Entries from a visual dataset
◇ ◇ ◇ ◇ ◇
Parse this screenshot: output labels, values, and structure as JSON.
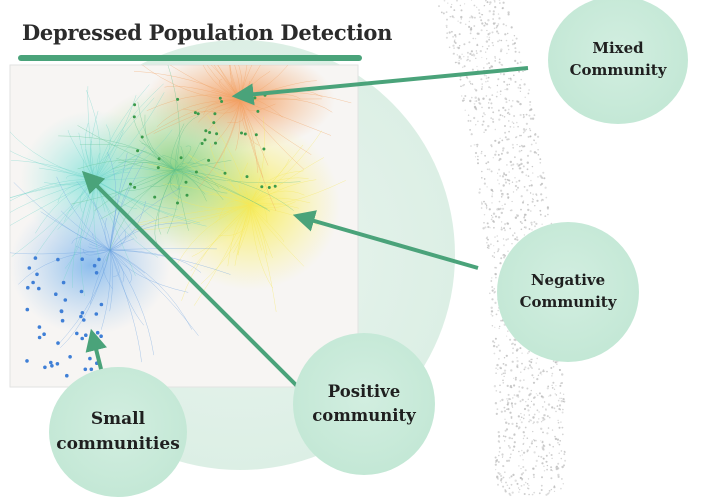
{
  "title": "Depressed Population Detection",
  "colors": {
    "accent": "#4aa37a",
    "bubble": "#c4e8d6",
    "mixed_cluster": "#f0a060",
    "negative_cluster": "#f5e85a",
    "positive_cluster": "#5cc08a",
    "small_cluster": "#6aa0e0"
  },
  "labels": {
    "mixed": [
      "Mixed",
      "Community"
    ],
    "negative": [
      "Negative",
      "Community"
    ],
    "positive": [
      "Positive",
      "community"
    ],
    "small": [
      "Small",
      "communities"
    ]
  }
}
◇ ◇ ◇ ◇ ◇
**The problem**
Take the listing above and restate it word for word, without its pictures.

**Task response**
Parse this screenshot: output labels, values, and structure as JSON.
{
  "title": "Depressed Population Detection",
  "colors": {
    "accent": "#4aa37a",
    "bubble": "#c4e8d6",
    "mixed_cluster": "#f0a060",
    "negative_cluster": "#f5e85a",
    "positive_cluster": "#5cc08a",
    "small_cluster": "#6aa0e0"
  },
  "labels": {
    "mixed": [
      "Mixed",
      "Community"
    ],
    "negative": [
      "Negative",
      "Community"
    ],
    "positive": [
      "Positive",
      "community"
    ],
    "small": [
      "Small",
      "communities"
    ]
  }
}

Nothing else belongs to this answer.